REQUIREMENTS:
Work through the material below line by line and say how many lines include the word "colors". Only the number, please.

** BEGIN TASK DATA **

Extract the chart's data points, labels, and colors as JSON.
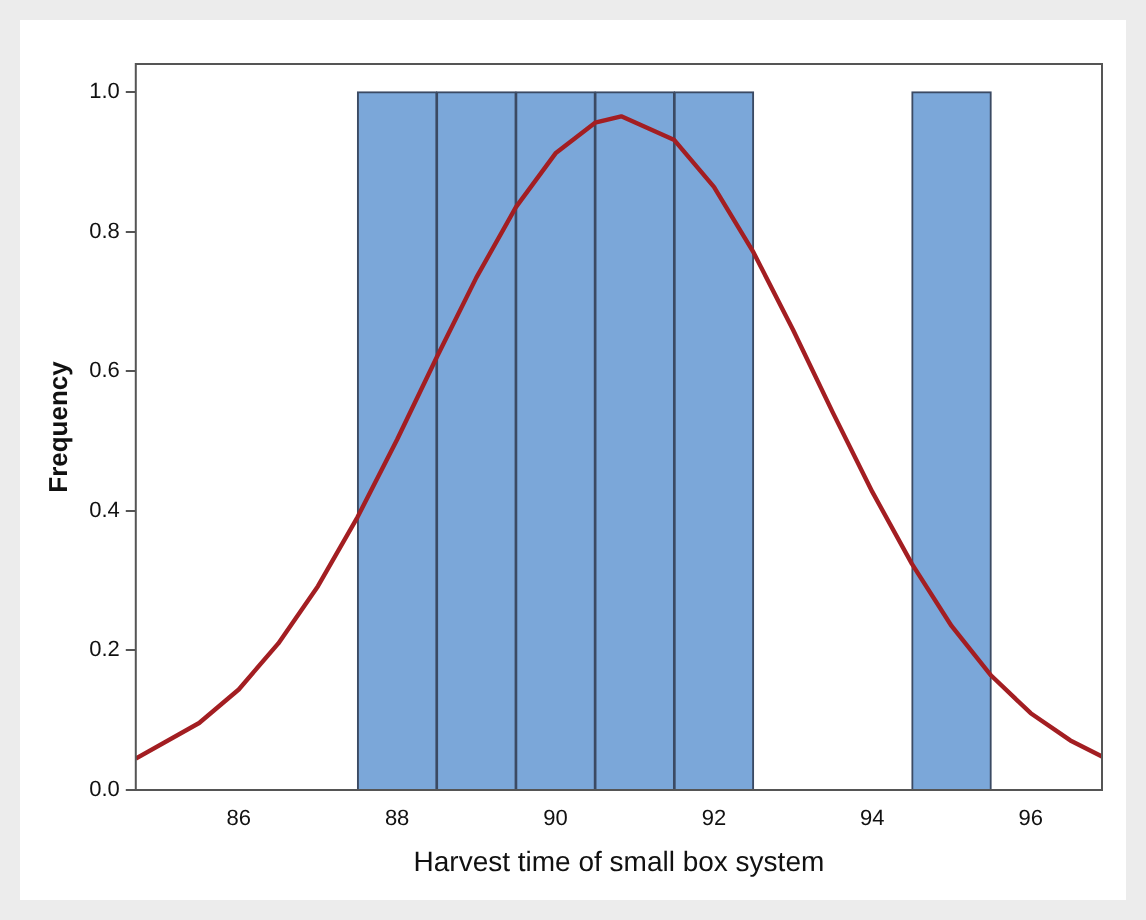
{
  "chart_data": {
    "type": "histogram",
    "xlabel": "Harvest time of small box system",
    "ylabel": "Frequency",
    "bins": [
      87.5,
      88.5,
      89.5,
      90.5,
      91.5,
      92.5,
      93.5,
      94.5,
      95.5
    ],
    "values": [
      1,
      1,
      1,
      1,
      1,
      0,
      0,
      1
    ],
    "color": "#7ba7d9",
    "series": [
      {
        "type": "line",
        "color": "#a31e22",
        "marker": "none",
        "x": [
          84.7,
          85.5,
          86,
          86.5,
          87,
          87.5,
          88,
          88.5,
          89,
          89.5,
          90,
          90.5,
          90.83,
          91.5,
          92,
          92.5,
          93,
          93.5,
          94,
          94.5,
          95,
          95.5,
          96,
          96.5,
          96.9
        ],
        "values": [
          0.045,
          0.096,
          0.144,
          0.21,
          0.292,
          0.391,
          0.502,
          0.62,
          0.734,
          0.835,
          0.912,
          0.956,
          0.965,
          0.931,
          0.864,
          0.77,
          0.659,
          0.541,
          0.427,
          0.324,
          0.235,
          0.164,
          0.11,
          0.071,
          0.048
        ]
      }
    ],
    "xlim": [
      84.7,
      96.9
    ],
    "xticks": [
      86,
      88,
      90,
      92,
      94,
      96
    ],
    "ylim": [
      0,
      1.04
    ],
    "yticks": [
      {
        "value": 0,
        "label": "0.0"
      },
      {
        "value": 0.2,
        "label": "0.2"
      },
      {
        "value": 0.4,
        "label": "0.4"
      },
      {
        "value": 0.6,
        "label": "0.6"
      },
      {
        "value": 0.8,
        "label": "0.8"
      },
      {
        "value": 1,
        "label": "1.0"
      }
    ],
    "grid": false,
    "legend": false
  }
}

** END TASK DATA **
** BEGIN TASK DATA **

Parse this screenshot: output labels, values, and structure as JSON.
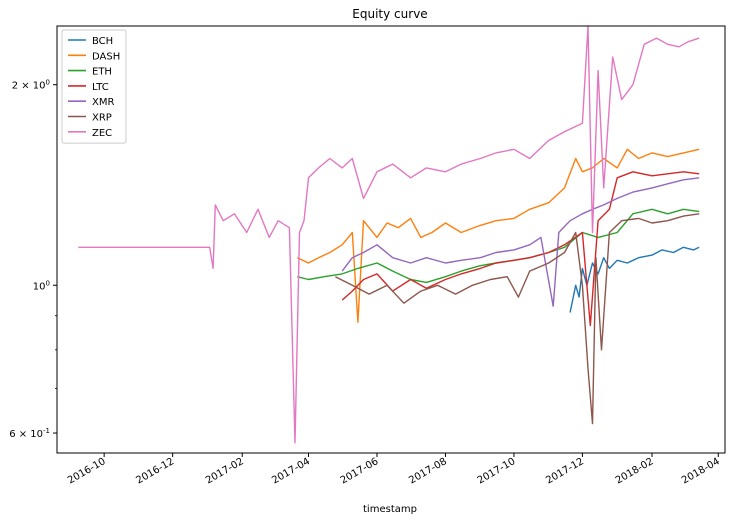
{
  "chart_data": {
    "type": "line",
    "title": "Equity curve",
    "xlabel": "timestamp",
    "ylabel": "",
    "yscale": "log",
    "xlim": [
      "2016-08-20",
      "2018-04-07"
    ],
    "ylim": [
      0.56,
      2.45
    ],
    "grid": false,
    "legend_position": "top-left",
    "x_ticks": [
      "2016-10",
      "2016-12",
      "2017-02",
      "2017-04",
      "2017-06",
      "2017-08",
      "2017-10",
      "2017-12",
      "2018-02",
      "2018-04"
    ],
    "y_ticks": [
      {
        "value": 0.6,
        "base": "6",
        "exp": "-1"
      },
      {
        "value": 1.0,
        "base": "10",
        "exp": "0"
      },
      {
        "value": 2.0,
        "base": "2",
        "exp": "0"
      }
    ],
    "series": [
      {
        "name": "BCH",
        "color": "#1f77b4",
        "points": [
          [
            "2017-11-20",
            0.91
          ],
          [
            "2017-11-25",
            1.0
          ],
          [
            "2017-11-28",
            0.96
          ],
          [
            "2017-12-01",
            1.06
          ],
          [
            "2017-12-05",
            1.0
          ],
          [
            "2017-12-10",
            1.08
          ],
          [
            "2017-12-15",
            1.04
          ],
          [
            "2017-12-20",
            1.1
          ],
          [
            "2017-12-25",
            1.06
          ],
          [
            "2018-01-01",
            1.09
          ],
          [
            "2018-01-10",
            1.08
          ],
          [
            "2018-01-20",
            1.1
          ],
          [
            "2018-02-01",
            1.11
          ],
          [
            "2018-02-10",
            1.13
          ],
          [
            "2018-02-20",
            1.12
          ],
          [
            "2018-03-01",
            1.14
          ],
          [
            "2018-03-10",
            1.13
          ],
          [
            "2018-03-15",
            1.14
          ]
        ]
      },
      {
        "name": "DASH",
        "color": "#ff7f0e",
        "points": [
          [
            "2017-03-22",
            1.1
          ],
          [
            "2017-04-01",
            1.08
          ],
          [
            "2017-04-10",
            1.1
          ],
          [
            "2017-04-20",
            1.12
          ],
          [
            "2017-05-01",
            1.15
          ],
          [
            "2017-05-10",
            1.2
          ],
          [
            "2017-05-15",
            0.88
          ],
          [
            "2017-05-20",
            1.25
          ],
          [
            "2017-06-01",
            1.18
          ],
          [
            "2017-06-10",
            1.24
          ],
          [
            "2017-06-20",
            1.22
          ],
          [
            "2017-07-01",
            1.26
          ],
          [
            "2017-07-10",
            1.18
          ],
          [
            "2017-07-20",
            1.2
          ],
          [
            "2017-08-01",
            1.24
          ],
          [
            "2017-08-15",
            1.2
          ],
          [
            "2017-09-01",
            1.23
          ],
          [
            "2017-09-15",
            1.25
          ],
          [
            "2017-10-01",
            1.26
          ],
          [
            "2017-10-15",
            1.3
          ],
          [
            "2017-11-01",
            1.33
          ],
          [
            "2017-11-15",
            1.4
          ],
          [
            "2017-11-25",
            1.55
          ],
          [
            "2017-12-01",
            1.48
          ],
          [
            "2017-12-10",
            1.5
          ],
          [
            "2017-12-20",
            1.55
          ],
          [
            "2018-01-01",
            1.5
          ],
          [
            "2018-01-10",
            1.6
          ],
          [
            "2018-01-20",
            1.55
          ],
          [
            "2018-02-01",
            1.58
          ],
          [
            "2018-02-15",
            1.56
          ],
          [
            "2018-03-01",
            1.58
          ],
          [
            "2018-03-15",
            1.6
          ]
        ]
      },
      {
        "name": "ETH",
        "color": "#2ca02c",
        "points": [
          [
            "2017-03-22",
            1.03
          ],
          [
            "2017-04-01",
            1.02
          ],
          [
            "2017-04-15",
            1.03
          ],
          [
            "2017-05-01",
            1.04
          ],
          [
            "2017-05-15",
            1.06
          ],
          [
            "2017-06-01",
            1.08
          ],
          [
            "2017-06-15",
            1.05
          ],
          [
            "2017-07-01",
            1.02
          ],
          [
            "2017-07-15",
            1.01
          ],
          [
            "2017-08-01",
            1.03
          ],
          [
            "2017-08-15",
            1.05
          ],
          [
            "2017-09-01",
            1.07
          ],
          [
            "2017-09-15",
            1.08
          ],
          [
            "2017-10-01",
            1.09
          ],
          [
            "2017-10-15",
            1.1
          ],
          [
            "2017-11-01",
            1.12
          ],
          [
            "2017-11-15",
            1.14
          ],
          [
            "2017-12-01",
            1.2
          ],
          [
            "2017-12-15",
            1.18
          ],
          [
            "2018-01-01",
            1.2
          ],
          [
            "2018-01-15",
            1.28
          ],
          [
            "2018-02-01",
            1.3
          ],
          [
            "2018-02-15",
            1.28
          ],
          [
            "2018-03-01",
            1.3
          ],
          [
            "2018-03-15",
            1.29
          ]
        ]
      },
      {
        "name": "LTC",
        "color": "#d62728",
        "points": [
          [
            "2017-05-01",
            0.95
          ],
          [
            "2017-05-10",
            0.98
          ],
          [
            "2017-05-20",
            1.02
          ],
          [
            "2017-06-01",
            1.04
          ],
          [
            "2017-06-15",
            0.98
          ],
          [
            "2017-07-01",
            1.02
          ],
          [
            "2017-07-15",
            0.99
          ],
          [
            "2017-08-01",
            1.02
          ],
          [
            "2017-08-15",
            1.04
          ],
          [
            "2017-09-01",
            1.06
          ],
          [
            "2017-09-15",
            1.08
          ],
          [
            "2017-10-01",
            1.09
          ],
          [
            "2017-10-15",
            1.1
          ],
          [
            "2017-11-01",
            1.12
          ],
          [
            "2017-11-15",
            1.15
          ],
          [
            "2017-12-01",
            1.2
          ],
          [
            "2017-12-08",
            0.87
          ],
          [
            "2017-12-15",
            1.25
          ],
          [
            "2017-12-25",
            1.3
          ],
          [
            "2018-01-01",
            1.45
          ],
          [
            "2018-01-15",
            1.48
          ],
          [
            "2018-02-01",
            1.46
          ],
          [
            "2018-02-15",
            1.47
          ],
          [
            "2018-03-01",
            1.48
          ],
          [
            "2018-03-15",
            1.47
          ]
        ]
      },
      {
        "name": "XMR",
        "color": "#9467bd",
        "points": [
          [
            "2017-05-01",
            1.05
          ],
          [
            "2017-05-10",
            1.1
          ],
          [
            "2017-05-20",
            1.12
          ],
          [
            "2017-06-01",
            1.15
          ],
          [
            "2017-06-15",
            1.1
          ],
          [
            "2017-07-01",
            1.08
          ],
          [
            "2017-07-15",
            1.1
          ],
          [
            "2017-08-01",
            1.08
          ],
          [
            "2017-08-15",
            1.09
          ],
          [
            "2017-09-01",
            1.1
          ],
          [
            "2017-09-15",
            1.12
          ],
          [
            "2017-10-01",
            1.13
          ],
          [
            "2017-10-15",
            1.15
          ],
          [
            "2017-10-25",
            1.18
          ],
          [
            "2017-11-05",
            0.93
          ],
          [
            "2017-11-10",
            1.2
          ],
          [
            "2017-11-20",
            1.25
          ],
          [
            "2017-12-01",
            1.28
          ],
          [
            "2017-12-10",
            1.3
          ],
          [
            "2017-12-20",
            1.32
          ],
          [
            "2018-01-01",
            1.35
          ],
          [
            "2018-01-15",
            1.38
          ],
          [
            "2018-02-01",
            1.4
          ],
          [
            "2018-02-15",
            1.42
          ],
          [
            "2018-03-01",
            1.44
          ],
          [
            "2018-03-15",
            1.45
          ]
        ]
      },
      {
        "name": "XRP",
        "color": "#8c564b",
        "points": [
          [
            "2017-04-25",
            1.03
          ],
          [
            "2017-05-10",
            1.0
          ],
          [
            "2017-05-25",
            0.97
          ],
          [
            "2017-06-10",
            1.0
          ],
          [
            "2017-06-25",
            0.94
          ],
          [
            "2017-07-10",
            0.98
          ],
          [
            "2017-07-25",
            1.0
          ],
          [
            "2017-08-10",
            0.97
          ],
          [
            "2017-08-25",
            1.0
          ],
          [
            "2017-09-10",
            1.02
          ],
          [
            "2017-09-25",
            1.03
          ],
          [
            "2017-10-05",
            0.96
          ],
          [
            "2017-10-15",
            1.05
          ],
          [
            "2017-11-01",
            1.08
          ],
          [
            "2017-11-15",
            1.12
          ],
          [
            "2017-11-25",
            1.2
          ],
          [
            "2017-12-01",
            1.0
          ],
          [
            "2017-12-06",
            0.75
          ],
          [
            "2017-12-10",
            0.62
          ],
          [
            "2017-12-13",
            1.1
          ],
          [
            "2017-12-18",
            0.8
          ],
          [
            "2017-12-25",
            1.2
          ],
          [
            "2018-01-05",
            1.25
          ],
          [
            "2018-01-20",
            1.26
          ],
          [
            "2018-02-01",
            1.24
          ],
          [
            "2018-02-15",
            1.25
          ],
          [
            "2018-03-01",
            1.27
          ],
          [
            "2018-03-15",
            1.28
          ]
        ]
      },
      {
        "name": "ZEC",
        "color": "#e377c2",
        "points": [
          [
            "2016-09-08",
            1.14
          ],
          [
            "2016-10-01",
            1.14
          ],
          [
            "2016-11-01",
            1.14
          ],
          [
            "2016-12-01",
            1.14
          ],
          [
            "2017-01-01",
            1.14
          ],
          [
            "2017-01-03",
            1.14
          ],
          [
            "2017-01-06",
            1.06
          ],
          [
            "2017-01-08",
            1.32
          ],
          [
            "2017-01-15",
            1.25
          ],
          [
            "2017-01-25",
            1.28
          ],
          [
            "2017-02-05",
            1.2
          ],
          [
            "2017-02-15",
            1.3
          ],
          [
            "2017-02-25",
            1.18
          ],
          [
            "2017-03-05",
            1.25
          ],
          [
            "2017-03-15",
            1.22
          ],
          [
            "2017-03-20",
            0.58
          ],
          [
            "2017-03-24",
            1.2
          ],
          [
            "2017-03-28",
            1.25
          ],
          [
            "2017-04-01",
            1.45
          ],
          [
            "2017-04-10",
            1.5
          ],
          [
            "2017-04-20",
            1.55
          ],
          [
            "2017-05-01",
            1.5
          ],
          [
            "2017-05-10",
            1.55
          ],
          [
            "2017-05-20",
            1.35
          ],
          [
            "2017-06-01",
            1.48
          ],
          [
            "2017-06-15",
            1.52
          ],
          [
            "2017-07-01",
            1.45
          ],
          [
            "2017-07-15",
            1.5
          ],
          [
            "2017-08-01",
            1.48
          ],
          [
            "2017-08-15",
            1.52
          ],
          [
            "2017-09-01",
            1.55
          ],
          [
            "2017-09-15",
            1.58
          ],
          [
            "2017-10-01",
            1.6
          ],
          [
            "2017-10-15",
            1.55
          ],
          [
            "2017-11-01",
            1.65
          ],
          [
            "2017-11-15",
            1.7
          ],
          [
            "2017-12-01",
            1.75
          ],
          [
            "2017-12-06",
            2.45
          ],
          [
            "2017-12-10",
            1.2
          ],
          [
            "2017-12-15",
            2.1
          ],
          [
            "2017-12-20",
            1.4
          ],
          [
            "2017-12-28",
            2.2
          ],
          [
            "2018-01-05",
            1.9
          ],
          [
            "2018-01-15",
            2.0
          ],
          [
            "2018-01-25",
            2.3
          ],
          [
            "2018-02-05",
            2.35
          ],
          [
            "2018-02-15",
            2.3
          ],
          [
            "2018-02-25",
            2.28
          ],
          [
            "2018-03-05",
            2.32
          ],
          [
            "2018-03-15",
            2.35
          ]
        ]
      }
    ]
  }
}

** END TASK DATA **
** BEGIN TASK DATA **

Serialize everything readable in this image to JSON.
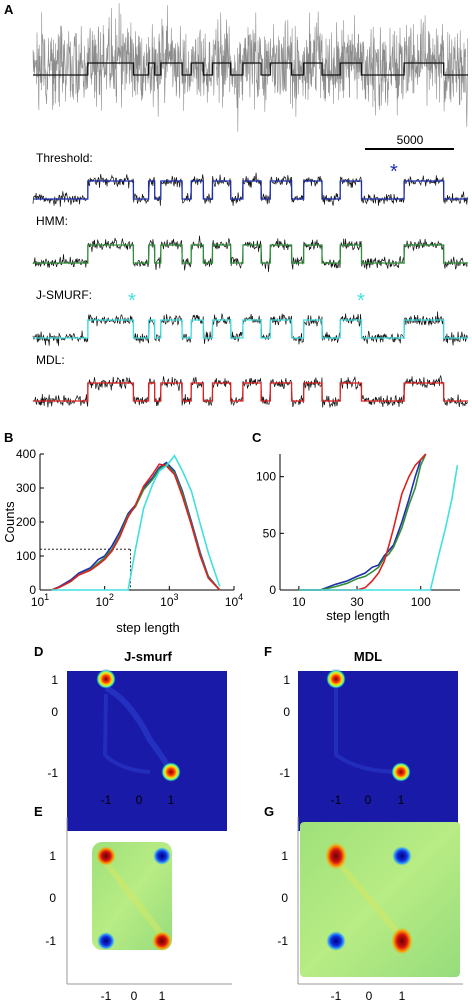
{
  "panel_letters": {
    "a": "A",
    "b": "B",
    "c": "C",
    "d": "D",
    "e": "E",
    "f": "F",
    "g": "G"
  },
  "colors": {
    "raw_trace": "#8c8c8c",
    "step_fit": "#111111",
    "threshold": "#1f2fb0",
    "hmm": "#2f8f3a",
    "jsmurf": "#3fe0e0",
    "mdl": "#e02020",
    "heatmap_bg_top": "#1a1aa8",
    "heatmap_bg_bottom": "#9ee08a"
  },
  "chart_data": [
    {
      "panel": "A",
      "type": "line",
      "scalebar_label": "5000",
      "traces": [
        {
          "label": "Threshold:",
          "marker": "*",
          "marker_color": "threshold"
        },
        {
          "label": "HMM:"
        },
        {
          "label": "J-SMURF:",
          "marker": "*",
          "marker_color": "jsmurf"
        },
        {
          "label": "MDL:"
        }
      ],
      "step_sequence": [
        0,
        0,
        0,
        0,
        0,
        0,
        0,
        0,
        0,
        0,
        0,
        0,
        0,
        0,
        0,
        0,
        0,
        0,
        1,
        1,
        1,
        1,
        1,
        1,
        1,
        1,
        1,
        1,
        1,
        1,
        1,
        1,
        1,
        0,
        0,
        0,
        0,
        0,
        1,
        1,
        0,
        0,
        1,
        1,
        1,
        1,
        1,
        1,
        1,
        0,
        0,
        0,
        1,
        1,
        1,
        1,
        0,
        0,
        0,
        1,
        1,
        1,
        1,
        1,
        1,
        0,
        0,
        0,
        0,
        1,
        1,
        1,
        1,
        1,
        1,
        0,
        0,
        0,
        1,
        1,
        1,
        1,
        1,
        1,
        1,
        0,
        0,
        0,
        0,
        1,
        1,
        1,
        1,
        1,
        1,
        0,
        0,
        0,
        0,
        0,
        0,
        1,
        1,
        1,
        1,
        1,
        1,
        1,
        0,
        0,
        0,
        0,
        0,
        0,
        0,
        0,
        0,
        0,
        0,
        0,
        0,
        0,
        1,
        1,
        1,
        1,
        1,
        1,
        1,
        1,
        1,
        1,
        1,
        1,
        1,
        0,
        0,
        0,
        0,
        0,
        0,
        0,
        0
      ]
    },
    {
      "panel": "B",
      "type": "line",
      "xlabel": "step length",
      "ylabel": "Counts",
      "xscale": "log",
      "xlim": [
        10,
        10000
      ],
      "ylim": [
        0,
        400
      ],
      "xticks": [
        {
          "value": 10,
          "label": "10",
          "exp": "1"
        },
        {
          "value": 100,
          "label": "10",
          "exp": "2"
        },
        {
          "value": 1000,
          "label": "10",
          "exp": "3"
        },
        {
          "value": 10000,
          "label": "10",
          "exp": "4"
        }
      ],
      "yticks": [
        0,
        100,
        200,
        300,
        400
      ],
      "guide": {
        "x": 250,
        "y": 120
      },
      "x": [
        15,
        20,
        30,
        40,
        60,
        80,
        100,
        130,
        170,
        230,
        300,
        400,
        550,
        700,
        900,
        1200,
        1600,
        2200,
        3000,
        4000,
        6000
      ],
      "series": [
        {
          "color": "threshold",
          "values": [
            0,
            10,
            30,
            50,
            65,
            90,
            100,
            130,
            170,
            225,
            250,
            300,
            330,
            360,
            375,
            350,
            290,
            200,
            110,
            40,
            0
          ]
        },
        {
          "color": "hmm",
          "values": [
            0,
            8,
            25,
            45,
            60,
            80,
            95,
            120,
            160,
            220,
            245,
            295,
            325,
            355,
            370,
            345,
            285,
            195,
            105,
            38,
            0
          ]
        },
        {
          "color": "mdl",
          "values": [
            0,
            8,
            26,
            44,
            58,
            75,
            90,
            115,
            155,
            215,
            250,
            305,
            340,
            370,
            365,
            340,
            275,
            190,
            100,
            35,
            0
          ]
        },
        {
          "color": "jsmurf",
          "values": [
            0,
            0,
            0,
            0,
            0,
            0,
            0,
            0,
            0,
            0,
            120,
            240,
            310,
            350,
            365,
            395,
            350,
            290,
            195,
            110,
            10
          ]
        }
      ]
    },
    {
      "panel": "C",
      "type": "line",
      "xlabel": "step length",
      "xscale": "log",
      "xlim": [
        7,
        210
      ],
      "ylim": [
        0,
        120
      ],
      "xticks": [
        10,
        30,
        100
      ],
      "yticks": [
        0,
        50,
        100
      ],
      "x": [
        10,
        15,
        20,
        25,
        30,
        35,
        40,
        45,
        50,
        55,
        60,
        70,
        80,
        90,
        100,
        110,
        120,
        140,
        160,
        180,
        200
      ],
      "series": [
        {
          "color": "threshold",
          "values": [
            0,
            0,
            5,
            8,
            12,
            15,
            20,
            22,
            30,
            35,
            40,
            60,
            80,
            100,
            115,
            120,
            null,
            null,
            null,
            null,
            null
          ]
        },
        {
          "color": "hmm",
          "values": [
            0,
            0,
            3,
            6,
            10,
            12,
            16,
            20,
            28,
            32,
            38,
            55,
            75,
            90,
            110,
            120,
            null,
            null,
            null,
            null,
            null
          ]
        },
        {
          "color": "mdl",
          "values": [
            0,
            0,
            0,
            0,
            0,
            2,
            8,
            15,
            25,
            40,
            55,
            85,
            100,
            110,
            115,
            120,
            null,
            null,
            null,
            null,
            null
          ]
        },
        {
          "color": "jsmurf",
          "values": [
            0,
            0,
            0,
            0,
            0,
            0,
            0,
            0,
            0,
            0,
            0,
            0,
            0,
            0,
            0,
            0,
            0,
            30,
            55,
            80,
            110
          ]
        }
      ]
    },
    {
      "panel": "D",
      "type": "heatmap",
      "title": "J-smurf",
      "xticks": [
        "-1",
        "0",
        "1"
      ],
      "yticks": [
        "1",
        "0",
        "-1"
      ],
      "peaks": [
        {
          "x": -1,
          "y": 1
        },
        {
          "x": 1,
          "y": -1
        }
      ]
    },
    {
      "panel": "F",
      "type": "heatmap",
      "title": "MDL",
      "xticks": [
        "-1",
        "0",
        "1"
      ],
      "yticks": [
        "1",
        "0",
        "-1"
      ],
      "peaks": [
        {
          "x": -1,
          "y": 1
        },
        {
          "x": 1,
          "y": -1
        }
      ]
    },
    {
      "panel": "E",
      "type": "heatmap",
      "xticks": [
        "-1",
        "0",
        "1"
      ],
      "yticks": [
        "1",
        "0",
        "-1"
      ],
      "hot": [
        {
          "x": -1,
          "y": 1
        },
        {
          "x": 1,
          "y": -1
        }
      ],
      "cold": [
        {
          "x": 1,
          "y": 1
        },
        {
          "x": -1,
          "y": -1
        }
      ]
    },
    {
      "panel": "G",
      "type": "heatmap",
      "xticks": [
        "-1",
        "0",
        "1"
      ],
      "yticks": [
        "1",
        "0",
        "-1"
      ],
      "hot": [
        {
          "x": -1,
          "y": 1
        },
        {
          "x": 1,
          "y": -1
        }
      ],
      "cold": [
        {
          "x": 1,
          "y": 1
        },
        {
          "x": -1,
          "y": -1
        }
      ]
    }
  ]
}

** END TASK DATA **

EXERCISE RESPONSE:
2